> Work to be completed: Beginning at the line that contains "Parse this screenshot: output", reproduce every line to the end of the material without changing any of them.
# # #
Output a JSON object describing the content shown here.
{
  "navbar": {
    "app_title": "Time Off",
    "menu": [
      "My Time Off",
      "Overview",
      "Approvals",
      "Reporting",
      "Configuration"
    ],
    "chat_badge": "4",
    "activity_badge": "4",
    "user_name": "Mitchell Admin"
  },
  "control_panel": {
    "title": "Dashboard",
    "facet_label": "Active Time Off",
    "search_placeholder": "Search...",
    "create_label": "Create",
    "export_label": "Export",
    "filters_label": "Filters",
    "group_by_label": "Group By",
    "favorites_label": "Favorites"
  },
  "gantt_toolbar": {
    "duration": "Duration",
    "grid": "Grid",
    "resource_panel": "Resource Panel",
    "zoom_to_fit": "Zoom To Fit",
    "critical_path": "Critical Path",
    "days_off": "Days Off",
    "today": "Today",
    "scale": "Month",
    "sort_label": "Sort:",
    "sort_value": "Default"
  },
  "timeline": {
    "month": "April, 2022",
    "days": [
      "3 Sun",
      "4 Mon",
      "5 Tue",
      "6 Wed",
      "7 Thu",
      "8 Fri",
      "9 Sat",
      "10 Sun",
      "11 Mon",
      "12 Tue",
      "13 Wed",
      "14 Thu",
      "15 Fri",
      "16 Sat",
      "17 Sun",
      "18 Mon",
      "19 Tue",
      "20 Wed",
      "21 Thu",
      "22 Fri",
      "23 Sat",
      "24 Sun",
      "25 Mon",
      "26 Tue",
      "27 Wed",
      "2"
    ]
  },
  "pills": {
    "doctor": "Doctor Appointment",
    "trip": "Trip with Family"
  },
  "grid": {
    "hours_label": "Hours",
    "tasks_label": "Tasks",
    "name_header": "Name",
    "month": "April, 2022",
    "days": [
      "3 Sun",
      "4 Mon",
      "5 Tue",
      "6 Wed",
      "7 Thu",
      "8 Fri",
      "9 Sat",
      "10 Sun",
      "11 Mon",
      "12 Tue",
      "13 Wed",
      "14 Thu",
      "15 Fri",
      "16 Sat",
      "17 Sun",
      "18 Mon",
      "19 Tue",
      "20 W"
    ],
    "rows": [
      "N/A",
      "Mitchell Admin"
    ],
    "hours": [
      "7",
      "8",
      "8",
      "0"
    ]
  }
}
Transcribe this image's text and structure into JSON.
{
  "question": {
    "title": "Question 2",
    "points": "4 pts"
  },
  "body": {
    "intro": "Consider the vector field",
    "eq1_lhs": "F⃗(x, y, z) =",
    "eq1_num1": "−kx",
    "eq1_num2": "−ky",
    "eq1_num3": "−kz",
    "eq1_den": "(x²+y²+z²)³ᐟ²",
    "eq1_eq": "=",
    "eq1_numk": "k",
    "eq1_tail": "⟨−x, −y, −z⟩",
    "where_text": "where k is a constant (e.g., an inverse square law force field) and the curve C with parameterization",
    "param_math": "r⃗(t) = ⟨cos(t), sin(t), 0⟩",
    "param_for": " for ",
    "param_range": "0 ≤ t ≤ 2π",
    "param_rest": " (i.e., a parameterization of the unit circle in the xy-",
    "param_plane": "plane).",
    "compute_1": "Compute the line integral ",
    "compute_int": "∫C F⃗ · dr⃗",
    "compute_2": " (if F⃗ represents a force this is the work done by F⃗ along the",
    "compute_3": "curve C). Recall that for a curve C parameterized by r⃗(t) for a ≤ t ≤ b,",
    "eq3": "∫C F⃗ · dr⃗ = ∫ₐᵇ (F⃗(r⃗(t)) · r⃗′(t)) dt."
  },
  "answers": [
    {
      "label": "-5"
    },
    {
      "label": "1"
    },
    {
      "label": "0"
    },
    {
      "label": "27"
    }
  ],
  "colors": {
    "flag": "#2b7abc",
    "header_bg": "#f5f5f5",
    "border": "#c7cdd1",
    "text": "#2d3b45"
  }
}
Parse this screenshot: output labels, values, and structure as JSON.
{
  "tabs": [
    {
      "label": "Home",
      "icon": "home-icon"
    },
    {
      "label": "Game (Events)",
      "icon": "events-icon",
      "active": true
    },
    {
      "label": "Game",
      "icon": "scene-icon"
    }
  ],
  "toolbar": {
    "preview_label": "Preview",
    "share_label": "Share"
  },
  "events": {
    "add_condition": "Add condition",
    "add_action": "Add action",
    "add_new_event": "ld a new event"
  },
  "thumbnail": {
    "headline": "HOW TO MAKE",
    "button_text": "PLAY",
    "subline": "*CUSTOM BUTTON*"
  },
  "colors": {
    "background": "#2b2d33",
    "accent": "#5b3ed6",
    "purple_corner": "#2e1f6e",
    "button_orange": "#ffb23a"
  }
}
# # #
> Exercise solution:
Parse this screenshot: output labels, values, and structure as JSON.
{
  "tabs": [
    {
      "label": "Home",
      "icon": "home-icon"
    },
    {
      "label": "Game (Events)",
      "icon": "events-icon",
      "active": true
    },
    {
      "label": "Game",
      "icon": "scene-icon"
    }
  ],
  "toolbar": {
    "preview_label": "Preview",
    "share_label": "Share"
  },
  "events": {
    "add_condition": "Add condition",
    "add_action": "Add action",
    "add_new_event": "ld a new event"
  },
  "thumbnail": {
    "headline": "HOW TO MAKE",
    "button_text": "PLAY",
    "subline": "*CUSTOM BUTTON*"
  },
  "colors": {
    "background": "#2b2d33",
    "accent": "#5b3ed6",
    "purple_corner": "#2e1f6e",
    "button_orange": "#ffb23a"
  }
}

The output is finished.